| RECORDS SUPPLIED |
--------
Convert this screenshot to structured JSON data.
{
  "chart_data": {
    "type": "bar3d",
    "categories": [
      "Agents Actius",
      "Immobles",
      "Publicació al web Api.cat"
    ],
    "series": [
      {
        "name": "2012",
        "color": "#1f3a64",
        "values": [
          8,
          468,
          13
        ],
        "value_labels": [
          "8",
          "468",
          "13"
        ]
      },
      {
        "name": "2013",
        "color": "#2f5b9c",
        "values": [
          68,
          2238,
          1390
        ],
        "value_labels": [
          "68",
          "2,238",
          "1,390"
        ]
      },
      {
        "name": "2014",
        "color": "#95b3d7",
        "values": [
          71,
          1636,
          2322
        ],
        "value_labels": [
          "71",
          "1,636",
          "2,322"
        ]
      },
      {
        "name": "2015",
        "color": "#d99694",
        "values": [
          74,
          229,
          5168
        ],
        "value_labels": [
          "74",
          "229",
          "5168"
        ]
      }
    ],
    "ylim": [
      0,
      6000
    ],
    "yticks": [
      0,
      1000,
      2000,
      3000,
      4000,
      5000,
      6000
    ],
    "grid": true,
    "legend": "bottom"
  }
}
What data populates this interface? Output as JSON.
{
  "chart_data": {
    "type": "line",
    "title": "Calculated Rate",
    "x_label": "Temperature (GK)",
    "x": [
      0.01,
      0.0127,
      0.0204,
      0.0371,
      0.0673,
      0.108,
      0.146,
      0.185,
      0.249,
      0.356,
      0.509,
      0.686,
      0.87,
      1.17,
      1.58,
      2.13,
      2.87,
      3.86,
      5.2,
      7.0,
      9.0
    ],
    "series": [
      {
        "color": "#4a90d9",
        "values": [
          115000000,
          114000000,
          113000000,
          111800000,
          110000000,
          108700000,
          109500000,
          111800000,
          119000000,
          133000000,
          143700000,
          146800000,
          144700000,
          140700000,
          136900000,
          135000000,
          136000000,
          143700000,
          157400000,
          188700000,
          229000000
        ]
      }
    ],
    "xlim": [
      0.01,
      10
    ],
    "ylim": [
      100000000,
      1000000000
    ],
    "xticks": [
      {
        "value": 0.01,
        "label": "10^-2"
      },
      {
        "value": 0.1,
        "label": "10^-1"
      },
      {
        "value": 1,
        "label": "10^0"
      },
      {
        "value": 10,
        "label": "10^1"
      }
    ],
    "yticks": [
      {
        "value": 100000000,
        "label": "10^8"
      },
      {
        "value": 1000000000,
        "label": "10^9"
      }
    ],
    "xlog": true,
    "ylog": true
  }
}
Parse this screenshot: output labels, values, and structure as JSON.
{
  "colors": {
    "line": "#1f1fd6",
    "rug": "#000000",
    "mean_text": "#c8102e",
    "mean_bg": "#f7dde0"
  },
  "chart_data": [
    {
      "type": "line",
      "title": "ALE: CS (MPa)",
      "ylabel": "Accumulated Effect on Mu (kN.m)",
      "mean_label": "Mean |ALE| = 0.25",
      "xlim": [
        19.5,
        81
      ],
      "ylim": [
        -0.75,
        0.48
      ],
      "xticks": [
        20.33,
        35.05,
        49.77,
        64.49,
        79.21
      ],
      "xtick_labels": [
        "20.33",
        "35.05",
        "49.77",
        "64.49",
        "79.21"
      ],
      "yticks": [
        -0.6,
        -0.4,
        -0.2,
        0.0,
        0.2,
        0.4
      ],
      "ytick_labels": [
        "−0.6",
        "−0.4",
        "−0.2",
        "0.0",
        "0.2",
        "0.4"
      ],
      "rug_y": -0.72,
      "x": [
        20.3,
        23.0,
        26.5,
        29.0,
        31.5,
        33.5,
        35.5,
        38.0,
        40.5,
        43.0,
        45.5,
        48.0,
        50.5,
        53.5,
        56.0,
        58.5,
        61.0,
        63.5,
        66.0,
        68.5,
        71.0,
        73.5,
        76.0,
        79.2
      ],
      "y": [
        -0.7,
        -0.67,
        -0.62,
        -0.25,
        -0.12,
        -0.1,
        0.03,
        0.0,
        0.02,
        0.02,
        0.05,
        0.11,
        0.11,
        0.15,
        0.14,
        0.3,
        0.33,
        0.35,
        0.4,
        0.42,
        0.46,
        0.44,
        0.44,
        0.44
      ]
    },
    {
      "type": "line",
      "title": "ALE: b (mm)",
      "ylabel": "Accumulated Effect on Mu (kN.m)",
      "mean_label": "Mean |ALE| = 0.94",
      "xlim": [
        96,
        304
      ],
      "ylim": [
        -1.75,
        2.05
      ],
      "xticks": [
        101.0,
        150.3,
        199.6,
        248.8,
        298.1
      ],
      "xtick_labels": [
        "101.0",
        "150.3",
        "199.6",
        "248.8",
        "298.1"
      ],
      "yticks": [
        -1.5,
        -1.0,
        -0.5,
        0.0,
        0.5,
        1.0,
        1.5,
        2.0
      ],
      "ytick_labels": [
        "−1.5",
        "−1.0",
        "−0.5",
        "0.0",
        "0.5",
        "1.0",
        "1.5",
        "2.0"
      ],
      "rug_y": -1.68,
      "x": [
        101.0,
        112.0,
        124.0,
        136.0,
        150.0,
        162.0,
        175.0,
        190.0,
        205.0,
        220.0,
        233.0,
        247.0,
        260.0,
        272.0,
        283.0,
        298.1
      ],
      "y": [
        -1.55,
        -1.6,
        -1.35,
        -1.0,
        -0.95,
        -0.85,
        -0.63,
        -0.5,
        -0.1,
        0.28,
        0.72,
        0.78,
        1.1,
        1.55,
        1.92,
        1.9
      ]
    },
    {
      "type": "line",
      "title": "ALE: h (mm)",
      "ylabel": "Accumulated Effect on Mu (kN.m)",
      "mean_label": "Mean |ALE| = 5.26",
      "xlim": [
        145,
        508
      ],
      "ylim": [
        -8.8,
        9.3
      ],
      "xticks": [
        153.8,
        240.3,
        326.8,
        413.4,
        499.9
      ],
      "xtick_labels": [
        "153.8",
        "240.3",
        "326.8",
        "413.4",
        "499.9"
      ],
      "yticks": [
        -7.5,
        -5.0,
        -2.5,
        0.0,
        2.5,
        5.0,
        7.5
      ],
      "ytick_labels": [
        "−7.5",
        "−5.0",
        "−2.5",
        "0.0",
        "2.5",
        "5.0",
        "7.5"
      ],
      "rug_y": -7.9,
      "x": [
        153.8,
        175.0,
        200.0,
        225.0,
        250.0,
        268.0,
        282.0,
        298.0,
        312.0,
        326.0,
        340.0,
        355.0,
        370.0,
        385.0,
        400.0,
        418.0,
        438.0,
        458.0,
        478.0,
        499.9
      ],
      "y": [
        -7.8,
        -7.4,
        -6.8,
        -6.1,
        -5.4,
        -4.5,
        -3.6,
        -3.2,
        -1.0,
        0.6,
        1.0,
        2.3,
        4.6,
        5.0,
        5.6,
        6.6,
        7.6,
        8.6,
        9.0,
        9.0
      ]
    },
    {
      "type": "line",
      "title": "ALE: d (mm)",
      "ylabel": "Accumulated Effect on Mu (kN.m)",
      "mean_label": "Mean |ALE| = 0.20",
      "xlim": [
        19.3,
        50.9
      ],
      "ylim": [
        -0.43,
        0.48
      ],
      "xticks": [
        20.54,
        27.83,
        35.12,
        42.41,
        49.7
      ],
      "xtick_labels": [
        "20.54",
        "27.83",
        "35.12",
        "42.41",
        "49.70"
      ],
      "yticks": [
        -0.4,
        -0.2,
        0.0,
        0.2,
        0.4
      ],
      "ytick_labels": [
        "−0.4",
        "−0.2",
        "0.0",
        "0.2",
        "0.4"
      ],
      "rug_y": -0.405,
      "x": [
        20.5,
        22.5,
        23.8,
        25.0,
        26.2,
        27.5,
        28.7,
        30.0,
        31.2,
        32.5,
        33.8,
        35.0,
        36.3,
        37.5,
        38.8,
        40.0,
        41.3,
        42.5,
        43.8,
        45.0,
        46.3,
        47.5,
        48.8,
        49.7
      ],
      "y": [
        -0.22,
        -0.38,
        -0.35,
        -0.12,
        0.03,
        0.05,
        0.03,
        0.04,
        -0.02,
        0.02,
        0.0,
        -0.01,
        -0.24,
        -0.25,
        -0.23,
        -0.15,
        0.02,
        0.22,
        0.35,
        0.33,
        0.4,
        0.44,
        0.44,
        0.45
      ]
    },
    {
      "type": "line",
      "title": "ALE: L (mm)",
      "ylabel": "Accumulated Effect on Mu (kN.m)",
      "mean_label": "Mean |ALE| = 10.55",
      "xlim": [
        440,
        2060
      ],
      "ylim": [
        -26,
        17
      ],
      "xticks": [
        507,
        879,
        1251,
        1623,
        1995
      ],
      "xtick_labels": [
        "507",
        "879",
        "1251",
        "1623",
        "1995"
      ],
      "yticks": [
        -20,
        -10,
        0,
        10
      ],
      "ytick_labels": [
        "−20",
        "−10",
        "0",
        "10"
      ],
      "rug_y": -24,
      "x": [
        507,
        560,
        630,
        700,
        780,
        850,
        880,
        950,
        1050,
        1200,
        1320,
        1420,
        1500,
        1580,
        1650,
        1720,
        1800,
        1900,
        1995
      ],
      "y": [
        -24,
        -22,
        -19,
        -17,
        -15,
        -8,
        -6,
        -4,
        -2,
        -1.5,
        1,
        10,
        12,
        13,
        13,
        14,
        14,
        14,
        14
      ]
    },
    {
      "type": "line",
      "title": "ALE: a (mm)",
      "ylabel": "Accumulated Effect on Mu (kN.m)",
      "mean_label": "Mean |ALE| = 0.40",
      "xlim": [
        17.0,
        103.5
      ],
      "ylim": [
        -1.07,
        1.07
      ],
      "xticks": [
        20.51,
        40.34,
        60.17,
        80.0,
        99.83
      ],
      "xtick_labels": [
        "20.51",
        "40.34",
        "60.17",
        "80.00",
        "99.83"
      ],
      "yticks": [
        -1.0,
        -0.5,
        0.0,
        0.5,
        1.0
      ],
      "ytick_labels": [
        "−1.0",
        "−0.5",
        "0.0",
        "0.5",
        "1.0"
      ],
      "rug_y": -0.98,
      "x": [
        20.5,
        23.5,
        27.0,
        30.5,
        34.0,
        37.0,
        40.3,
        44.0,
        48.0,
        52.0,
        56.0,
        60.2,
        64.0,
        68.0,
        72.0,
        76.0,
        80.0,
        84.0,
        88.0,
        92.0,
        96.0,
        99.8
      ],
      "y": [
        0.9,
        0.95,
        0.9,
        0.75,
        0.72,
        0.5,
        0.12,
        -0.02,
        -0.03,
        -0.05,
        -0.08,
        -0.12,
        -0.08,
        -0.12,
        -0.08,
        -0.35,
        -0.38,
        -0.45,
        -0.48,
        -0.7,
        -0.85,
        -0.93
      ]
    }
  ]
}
--------
| PROBLEM TO SOLVE |
Look through the entries and find each line that has the string "title". Copy those lines.

| SOLUTION |
    "title": "Calculated Rate",
      "title": "ALE: CS (MPa)",
      "title": "ALE: b (mm)",
      "title": "ALE: h (mm)",
      "title": "ALE: d (mm)",
      "title": "ALE: L (mm)",
      "title": "ALE: a (mm)",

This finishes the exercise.